*Request:*
Give the entries again exactly, every one of them.

*Records for this task:*
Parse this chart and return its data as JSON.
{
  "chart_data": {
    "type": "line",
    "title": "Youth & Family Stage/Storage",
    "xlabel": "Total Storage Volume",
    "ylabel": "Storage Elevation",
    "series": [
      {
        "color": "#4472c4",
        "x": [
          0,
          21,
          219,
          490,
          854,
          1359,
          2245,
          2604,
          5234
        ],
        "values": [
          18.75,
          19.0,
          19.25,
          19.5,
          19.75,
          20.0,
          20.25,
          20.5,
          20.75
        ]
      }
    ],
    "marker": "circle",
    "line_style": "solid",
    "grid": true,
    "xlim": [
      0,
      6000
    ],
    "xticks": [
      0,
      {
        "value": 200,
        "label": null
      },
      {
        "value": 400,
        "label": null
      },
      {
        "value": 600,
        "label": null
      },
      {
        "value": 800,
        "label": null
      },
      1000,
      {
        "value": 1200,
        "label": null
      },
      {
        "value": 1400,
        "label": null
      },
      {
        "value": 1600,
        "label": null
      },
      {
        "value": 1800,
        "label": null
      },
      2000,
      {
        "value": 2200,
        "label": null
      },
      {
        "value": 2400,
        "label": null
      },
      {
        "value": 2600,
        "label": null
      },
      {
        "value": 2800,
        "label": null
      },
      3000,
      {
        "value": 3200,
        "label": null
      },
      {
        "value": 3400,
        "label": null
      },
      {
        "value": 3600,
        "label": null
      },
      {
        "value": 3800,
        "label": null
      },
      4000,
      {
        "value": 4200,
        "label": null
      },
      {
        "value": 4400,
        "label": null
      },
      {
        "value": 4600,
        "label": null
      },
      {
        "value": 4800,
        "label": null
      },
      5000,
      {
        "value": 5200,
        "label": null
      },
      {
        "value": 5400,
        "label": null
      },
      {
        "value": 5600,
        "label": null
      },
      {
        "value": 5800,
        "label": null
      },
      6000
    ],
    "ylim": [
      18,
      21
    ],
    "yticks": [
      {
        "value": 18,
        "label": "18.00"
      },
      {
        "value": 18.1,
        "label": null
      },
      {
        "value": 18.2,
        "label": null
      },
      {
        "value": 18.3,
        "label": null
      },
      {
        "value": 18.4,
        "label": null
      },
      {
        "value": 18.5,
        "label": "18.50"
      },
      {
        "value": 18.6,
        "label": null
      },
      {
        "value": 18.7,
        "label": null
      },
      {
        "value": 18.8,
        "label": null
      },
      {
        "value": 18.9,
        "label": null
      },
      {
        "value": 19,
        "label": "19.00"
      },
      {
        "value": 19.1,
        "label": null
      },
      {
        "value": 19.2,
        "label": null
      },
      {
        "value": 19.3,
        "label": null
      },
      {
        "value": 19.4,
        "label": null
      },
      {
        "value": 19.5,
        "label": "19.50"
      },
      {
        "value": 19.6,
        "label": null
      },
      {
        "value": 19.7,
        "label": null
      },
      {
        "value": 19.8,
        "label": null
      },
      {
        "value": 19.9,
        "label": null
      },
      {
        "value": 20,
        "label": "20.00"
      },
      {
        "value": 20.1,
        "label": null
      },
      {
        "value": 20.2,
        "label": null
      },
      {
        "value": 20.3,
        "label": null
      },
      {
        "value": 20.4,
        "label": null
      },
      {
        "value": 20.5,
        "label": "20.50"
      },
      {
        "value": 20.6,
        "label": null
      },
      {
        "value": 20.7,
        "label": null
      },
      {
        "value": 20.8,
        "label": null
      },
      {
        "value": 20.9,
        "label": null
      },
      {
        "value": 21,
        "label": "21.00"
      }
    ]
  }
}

*Task answer:*
Parse this chart and return its data as JSON.
{
  "chart_data": {
    "type": "line",
    "title": "Youth & Family Stage/Storage",
    "xlabel": "Total Storage Volume",
    "ylabel": "Storage Elevation",
    "series": [
      {
        "color": "#4472c4",
        "x": [
          0,
          21,
          219,
          490,
          854,
          1359,
          2245,
          2604,
          5234
        ],
        "values": [
          18.75,
          19.0,
          19.25,
          19.5,
          19.75,
          20.0,
          20.25,
          20.5,
          20.75
        ]
      }
    ],
    "marker": "circle",
    "line_style": "solid",
    "grid": true,
    "xlim": [
      0,
      6000
    ],
    "xticks": [
      0,
      {
        "value": 200,
        "label": null
      },
      {
        "value": 400,
        "label": null
      },
      {
        "value": 600,
        "label": null
      },
      {
        "value": 800,
        "label": null
      },
      1000,
      {
        "value": 1200,
        "label": null
      },
      {
        "value": 1400,
        "label": null
      },
      {
        "value": 1600,
        "label": null
      },
      {
        "value": 1800,
        "label": null
      },
      2000,
      {
        "value": 2200,
        "label": null
      },
      {
        "value": 2400,
        "label": null
      },
      {
        "value": 2600,
        "label": null
      },
      {
        "value": 2800,
        "label": null
      },
      3000,
      {
        "value": 3200,
        "label": null
      },
      {
        "value": 3400,
        "label": null
      },
      {
        "value": 3600,
        "label": null
      },
      {
        "value": 3800,
        "label": null
      },
      4000,
      {
        "value": 4200,
        "label": null
      },
      {
        "value": 4400,
        "label": null
      },
      {
        "value": 4600,
        "label": null
      },
      {
        "value": 4800,
        "label": null
      },
      5000,
      {
        "value": 5200,
        "label": null
      },
      {
        "value": 5400,
        "label": null
      },
      {
        "value": 5600,
        "label": null
      },
      {
        "value": 5800,
        "label": null
      },
      6000
    ],
    "ylim": [
      18,
      21
    ],
    "yticks": [
      {
        "value": 18,
        "label": "18.00"
      },
      {
        "value": 18.1,
        "label": null
      },
      {
        "value": 18.2,
        "label": null
      },
      {
        "value": 18.3,
        "label": null
      },
      {
        "value": 18.4,
        "label": null
      },
      {
        "value": 18.5,
        "label": "18.50"
      },
      {
        "value": 18.6,
        "label": null
      },
      {
        "value": 18.7,
        "label": null
      },
      {
        "value": 18.8,
        "label": null
      },
      {
        "value": 18.9,
        "label": null
      },
      {
        "value": 19,
        "label": "19.00"
      },
      {
        "value": 19.1,
        "label": null
      },
      {
        "value": 19.2,
        "label": null
      },
      {
        "value": 19.3,
        "label": null
      },
      {
        "value": 19.4,
        "label": null
      },
      {
        "value": 19.5,
        "label": "19.50"
      },
      {
        "value": 19.6,
        "label": null
      },
      {
        "value": 19.7,
        "label": null
      },
      {
        "value": 19.8,
        "label": null
      },
      {
        "value": 19.9,
        "label": null
      },
      {
        "value": 20,
        "label": "20.00"
      },
      {
        "value": 20.1,
        "label": null
      },
      {
        "value": 20.2,
        "label": null
      },
      {
        "value": 20.3,
        "label": null
      },
      {
        "value": 20.4,
        "label": null
      },
      {
        "value": 20.5,
        "label": "20.50"
      },
      {
        "value": 20.6,
        "label": null
      },
      {
        "value": 20.7,
        "label": null
      },
      {
        "value": 20.8,
        "label": null
      },
      {
        "value": 20.9,
        "label": null
      },
      {
        "value": 21,
        "label": "21.00"
      }
    ]
  }
}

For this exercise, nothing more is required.